## BEGIN

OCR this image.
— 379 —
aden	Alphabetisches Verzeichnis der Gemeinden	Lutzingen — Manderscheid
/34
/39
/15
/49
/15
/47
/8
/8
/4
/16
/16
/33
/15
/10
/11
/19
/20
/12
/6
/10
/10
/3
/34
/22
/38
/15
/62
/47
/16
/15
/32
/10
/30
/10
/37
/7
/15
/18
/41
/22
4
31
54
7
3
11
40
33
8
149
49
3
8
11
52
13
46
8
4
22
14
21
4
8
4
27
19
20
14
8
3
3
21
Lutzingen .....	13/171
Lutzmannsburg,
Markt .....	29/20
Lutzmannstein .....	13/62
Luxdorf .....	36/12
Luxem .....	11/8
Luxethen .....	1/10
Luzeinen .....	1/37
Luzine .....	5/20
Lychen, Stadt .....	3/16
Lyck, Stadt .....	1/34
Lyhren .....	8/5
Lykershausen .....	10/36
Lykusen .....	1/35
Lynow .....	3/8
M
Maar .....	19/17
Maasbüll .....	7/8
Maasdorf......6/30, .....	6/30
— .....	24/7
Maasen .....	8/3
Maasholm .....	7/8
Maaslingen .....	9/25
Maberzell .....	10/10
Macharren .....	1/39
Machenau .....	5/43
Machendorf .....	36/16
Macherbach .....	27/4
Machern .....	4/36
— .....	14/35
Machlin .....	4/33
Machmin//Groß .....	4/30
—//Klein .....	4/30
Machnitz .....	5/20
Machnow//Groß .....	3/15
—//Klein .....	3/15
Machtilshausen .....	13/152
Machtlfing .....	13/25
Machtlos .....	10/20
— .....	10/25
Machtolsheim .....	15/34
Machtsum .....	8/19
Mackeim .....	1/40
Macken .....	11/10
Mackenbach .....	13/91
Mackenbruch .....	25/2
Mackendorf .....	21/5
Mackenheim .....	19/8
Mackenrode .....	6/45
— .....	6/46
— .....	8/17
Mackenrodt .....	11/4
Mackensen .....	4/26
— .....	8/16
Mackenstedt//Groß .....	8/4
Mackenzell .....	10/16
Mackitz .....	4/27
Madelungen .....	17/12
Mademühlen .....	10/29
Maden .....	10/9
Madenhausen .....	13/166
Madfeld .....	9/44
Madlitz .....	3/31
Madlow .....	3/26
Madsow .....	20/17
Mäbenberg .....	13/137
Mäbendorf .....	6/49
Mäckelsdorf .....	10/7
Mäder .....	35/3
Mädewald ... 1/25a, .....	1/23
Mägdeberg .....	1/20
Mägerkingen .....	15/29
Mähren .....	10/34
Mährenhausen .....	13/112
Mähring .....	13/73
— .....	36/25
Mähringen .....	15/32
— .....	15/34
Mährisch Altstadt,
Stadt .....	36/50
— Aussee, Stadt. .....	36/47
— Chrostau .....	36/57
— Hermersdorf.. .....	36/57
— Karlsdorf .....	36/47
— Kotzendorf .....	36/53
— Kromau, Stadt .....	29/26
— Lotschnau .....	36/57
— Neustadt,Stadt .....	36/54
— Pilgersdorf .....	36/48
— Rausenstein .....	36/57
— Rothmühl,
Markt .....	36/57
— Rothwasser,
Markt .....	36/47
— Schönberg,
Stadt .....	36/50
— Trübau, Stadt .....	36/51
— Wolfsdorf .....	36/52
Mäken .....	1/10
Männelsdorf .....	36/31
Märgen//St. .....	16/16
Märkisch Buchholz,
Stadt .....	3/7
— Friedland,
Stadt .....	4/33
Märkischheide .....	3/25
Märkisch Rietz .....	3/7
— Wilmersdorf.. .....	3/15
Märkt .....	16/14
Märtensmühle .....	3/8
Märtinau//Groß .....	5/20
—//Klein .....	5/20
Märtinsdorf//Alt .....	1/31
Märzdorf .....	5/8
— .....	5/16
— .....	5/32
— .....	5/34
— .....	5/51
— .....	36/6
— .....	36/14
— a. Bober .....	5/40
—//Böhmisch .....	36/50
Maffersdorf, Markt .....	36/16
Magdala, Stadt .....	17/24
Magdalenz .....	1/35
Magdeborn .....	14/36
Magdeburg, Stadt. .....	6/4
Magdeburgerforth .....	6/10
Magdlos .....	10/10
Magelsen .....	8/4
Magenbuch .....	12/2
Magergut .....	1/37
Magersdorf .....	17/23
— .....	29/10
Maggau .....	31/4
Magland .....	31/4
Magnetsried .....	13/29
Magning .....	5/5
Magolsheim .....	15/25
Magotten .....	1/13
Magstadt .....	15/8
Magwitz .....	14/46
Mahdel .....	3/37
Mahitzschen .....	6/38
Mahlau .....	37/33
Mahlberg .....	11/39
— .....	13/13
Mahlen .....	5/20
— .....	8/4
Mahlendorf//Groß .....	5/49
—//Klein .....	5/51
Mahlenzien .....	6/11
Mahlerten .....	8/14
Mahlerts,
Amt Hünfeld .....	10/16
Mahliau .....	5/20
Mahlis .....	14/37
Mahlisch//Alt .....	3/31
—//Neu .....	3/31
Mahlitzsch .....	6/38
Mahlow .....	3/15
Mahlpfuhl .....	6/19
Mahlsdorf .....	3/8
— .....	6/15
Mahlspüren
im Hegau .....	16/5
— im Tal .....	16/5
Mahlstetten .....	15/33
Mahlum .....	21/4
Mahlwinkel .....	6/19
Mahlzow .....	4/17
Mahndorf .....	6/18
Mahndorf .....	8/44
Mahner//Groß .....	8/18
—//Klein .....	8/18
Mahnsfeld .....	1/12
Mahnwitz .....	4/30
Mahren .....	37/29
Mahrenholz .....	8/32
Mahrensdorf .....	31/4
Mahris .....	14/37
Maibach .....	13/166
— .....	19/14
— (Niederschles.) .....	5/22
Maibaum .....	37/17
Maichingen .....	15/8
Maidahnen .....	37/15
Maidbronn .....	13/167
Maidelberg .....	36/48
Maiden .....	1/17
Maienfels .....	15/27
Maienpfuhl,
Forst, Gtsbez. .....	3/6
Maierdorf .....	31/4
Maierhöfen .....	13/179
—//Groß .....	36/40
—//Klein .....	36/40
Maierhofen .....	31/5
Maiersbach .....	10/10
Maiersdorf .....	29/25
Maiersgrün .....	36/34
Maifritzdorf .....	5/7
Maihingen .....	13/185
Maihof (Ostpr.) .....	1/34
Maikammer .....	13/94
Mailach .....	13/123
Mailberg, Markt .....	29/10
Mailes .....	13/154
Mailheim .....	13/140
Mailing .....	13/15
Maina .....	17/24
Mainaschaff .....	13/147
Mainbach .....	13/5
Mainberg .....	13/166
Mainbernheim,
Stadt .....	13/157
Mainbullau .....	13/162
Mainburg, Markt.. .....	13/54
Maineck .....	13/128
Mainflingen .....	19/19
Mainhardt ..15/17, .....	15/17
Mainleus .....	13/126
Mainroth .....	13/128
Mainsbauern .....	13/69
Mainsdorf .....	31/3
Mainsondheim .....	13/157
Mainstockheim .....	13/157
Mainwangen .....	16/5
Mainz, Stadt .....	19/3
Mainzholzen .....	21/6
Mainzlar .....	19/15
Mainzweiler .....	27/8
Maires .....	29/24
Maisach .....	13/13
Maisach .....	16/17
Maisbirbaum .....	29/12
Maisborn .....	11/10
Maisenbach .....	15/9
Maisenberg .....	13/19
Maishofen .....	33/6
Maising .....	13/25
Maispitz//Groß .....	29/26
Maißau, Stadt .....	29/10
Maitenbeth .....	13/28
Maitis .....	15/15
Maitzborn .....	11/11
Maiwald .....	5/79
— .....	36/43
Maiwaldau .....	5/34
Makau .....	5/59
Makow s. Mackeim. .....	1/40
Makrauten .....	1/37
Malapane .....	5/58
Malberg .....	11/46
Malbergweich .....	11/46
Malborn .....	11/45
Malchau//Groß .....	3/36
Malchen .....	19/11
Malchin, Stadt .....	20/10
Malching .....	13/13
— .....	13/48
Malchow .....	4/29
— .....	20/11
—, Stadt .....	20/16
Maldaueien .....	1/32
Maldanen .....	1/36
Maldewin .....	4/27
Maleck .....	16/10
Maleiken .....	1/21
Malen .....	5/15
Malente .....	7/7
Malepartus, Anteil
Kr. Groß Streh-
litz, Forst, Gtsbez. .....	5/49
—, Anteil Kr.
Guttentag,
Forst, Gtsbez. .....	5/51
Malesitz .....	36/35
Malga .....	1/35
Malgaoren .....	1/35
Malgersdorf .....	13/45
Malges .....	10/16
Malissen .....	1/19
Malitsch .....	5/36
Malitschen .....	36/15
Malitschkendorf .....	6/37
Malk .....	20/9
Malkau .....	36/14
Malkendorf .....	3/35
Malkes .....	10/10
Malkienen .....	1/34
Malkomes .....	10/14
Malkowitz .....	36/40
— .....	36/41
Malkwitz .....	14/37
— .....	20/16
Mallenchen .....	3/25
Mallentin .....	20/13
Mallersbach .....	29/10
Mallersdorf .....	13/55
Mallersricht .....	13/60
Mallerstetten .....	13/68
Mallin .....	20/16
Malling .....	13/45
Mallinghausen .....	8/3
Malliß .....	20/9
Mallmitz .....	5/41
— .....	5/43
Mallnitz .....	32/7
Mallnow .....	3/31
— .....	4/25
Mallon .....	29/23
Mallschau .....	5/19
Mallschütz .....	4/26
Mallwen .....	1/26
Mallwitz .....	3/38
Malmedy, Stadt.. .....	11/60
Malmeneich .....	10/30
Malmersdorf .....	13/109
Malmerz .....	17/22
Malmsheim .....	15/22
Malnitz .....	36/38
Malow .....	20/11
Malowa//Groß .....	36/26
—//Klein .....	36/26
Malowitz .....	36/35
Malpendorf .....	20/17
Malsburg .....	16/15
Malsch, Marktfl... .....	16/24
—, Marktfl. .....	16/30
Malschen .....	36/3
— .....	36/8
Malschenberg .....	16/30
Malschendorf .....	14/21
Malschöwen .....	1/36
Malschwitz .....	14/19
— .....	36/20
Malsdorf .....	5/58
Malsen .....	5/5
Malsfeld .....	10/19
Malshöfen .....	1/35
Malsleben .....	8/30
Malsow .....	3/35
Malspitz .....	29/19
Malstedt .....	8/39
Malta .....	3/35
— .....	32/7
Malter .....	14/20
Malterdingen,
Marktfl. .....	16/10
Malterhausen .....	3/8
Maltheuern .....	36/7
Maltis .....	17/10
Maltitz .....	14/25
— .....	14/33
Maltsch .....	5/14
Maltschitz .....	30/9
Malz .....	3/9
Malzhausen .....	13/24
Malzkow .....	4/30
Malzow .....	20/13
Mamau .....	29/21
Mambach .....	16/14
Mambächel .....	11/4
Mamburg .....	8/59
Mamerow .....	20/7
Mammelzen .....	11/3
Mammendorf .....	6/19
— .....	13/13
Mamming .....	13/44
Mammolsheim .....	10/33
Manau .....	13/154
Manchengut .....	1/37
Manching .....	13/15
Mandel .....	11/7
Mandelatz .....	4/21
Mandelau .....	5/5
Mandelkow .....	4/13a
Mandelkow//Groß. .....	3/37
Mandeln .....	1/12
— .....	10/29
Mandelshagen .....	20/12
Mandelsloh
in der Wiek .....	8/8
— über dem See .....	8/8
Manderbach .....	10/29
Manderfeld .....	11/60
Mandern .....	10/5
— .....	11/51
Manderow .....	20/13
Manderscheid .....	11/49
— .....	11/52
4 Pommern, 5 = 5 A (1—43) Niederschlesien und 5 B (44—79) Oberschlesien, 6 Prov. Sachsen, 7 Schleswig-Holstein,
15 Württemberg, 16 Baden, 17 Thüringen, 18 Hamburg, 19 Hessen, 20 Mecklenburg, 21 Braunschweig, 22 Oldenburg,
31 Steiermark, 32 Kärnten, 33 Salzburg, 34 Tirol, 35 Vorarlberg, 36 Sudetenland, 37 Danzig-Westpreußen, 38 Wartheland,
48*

## END

List each line in the listing that contains the string "Lutzingen".

### TASK SOLUTION
aden	Alphabetisches Verzeichnis der Gemeinden	Lutzingen — Manderscheid
Lutzingen .....	13/171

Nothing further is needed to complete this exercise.